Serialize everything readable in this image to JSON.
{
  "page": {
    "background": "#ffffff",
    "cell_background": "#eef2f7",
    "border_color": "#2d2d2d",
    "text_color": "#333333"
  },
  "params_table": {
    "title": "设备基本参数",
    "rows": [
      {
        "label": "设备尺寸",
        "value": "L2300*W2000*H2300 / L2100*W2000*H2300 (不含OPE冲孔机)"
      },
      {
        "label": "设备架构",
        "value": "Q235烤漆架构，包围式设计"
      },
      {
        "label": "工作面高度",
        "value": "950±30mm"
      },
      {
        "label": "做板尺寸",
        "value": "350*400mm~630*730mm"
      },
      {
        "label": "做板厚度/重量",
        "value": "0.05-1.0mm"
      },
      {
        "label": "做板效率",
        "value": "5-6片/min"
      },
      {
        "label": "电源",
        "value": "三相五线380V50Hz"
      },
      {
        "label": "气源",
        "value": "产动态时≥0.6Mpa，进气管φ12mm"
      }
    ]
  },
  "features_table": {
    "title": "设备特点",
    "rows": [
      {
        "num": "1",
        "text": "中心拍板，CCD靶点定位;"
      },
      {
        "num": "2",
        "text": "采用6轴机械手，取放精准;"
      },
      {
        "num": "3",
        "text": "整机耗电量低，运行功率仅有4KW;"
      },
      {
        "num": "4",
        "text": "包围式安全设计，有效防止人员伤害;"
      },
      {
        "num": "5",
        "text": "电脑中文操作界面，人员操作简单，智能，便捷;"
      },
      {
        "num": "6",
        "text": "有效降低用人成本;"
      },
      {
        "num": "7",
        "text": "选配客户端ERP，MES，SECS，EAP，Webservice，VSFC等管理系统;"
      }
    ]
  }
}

* Aim *
Search the entries for the word "label", then list each line that holds it.

* Response to this task *
        "label": "设备尺寸",
        "label": "设备架构",
        "label": "工作面高度",
        "label": "做板尺寸",
        "label": "做板厚度/重量",
        "label": "做板效率",
        "label": "电源",
        "label": "气源",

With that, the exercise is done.